>> start MATERIAL FOR THIS TASK

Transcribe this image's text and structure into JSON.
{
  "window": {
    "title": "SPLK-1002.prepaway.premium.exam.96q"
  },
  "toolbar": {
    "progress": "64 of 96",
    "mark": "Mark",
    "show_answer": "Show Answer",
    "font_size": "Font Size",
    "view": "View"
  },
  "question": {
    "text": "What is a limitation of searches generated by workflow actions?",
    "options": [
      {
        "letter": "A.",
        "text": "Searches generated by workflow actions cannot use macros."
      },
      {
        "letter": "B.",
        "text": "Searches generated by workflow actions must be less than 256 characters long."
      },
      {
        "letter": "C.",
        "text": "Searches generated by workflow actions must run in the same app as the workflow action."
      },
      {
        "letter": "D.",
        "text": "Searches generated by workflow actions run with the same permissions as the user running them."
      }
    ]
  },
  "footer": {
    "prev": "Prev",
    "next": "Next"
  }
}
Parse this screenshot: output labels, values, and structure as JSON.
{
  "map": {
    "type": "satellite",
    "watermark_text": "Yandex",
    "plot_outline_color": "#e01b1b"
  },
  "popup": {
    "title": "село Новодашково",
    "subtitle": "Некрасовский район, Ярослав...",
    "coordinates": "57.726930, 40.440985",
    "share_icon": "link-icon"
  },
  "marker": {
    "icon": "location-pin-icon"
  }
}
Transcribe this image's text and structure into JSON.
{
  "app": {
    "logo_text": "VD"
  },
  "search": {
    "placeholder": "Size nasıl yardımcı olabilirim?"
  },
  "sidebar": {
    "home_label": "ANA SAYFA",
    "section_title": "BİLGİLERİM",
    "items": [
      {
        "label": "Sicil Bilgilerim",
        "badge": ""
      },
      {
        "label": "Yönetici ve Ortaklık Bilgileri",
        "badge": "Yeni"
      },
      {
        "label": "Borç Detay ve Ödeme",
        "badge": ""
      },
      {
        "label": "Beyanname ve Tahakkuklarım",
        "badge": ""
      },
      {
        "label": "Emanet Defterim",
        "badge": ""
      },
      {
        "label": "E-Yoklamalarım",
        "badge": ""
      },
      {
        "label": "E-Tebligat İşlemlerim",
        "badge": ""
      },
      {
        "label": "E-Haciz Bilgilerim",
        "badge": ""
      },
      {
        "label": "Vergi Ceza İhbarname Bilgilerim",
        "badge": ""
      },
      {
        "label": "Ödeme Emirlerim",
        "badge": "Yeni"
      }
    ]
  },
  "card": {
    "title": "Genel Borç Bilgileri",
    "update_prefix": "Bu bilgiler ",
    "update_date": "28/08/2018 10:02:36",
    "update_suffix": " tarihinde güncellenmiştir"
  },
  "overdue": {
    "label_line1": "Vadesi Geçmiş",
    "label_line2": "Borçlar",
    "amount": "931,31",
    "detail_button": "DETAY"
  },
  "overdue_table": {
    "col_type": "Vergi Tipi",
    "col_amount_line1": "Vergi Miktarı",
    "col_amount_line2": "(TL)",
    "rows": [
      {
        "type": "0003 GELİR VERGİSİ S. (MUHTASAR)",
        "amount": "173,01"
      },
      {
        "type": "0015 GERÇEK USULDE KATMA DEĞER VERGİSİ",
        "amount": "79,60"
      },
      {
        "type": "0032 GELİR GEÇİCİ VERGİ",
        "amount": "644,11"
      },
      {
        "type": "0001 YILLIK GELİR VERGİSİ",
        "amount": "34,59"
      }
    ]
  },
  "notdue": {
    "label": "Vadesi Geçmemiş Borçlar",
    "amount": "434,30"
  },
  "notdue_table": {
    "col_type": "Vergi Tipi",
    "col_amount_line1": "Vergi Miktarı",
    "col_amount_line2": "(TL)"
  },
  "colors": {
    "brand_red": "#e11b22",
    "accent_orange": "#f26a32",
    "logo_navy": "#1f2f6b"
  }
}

>> end MATERIAL FOR THIS TASK

__WORK TO DO__
Using the entries above, tally how many lines have the word "generated" in them; write the number and nothing more.

__EXERCISE OUTPUT__
5